• **ACTIVITY**
For each entry below, output it exactly as it stands.

• **INFORMATION PROVIDED**
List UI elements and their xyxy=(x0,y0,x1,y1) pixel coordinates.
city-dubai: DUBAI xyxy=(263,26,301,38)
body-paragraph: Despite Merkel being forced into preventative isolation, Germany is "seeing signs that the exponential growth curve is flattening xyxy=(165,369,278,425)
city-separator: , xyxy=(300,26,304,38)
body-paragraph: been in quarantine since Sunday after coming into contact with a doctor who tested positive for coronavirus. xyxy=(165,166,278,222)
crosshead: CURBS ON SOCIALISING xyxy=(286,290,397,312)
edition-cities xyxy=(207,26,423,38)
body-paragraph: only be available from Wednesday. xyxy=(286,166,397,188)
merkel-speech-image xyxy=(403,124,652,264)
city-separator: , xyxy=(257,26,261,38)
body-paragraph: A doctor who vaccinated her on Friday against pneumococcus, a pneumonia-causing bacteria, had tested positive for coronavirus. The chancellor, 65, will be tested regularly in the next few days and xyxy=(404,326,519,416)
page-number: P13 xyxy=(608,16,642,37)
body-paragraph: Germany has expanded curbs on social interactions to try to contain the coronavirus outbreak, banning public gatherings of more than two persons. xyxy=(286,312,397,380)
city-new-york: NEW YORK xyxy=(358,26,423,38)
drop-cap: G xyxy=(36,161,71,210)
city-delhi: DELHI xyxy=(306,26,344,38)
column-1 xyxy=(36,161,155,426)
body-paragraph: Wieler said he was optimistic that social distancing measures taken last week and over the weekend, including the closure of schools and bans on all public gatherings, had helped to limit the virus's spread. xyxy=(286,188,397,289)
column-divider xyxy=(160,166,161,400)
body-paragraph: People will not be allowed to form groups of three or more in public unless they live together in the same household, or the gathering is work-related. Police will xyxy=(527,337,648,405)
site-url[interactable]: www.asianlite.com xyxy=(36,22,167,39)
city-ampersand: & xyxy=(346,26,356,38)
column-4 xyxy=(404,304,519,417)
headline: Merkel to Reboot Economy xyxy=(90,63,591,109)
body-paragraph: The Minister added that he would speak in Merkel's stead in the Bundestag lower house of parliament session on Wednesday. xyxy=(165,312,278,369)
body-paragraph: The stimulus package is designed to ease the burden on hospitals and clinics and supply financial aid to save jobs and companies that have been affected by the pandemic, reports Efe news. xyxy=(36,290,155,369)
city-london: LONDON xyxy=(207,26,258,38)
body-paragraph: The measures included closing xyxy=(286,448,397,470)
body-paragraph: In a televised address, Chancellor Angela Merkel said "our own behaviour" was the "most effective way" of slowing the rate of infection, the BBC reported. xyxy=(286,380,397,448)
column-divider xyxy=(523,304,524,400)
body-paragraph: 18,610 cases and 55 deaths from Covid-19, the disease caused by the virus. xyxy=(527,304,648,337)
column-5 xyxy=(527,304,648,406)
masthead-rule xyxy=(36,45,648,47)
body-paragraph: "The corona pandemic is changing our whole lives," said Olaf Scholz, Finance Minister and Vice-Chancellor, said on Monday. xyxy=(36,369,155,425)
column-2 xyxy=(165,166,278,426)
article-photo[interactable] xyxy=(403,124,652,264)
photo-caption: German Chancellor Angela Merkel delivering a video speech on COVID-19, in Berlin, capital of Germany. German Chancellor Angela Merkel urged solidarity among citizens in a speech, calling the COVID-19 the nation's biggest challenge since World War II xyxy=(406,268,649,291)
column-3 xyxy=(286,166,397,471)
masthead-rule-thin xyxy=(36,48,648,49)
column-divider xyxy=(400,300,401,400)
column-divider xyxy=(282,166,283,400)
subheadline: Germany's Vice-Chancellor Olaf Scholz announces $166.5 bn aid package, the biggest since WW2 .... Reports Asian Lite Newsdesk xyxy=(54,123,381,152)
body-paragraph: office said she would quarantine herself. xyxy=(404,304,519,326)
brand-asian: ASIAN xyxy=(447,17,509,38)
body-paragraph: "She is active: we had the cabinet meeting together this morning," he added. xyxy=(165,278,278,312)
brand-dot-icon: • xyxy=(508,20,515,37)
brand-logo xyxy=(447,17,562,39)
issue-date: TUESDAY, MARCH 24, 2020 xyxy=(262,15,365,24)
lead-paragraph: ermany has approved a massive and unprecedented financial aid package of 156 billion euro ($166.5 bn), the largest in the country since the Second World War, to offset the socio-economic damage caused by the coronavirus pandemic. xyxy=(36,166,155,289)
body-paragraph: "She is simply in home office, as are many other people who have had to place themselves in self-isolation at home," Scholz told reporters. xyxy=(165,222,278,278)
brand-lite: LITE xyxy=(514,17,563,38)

• **ANSWER TO THE PROBLEM**
List UI elements and their xyxy=(x0,y0,x1,y1) pixel coordinates.
city-dubai: DUBAI xyxy=(263,26,301,38)
body-paragraph: Despite Merkel being forced into preventative isolation, Germany is "seeing signs that the exponential growth curve is flattening xyxy=(165,369,278,425)
city-separator: , xyxy=(300,26,304,38)
body-paragraph: been in quarantine since Sunday after coming into contact with a doctor who tested positive for coronavirus. xyxy=(165,166,278,222)
crosshead: CURBS ON SOCIALISING xyxy=(286,290,397,312)
edition-cities xyxy=(207,26,423,38)
body-paragraph: only be available from Wednesday. xyxy=(286,166,397,188)
merkel-speech-image xyxy=(403,124,652,264)
city-separator: , xyxy=(257,26,261,38)
body-paragraph: A doctor who vaccinated her on Friday against pneumococcus, a pneumonia-causing bacteria, had tested positive for coronavirus. The chancellor, 65, will be tested regularly in the next few days and xyxy=(404,326,519,416)
page-number: P13 xyxy=(608,16,642,37)
body-paragraph: Germany has expanded curbs on social interactions to try to contain the coronavirus outbreak, banning public gatherings of more than two persons. xyxy=(286,312,397,380)
city-new-york: NEW YORK xyxy=(358,26,423,38)
drop-cap: G xyxy=(36,161,71,210)
city-delhi: DELHI xyxy=(306,26,344,38)
column-1 xyxy=(36,161,155,426)
body-paragraph: Wieler said he was optimistic that social distancing measures taken last week and over the weekend, including the closure of schools and bans on all public gatherings, had helped to limit the virus's spread. xyxy=(286,188,397,289)
column-divider xyxy=(160,166,161,400)
body-paragraph: People will not be allowed to form groups of three or more in public unless they live together in the same household, or the gathering is work-related. Police will xyxy=(527,337,648,405)
site-url[interactable]: www.asianlite.com xyxy=(36,22,167,39)
city-ampersand: & xyxy=(346,26,356,38)
column-4 xyxy=(404,304,519,417)
headline: Merkel to Reboot Economy xyxy=(90,63,591,109)
body-paragraph: The Minister added that he would speak in Merkel's stead in the Bundestag lower house of parliament session on Wednesday. xyxy=(165,312,278,369)
body-paragraph: The stimulus package is designed to ease the burden on hospitals and clinics and supply financial aid to save jobs and companies that have been affected by the pandemic, reports Efe news. xyxy=(36,290,155,369)
city-london: LONDON xyxy=(207,26,258,38)
body-paragraph: The measures included closing xyxy=(286,448,397,470)
body-paragraph: In a televised address, Chancellor Angela Merkel said "our own behaviour" was the "most effective way" of slowing the rate of infection, the BBC reported. xyxy=(286,380,397,448)
column-divider xyxy=(523,304,524,400)
body-paragraph: 18,610 cases and 55 deaths from Covid-19, the disease caused by the virus. xyxy=(527,304,648,337)
column-5 xyxy=(527,304,648,406)
masthead-rule xyxy=(36,45,648,47)
body-paragraph: "The corona pandemic is changing our whole lives," said Olaf Scholz, Finance Minister and Vice-Chancellor, said on Monday. xyxy=(36,369,155,425)
column-2 xyxy=(165,166,278,426)
article-photo[interactable] xyxy=(403,124,652,264)
photo-caption: German Chancellor Angela Merkel delivering a video speech on COVID-19, in Berlin, capital of Germany. German Chancellor Angela Merkel urged solidarity among citizens in a speech, calling the COVID-19 the nation's biggest challenge since World War II xyxy=(406,268,649,291)
column-3 xyxy=(286,166,397,471)
masthead-rule-thin xyxy=(36,48,648,49)
column-divider xyxy=(400,300,401,400)
column-divider xyxy=(282,166,283,400)
subheadline: Germany's Vice-Chancellor Olaf Scholz announces $166.5 bn aid package, the biggest since WW2 .... Reports Asian Lite Newsdesk xyxy=(54,123,381,152)
body-paragraph: office said she would quarantine herself. xyxy=(404,304,519,326)
brand-asian: ASIAN xyxy=(447,17,509,38)
body-paragraph: "She is active: we had the cabinet meeting together this morning," he added. xyxy=(165,278,278,312)
brand-dot-icon: • xyxy=(508,20,515,37)
brand-logo xyxy=(447,17,562,39)
issue-date: TUESDAY, MARCH 24, 2020 xyxy=(262,15,365,24)
lead-paragraph: ermany has approved a massive and unprecedented financial aid package of 156 billion euro ($166.5 bn), the largest in the country since the Second World War, to offset the socio-economic damage caused by the coronavirus pandemic. xyxy=(36,166,155,289)
body-paragraph: "She is simply in home office, as are many other people who have had to place themselves in self-isolation at home," Scholz told reporters. xyxy=(165,222,278,278)
brand-lite: LITE xyxy=(514,17,563,38)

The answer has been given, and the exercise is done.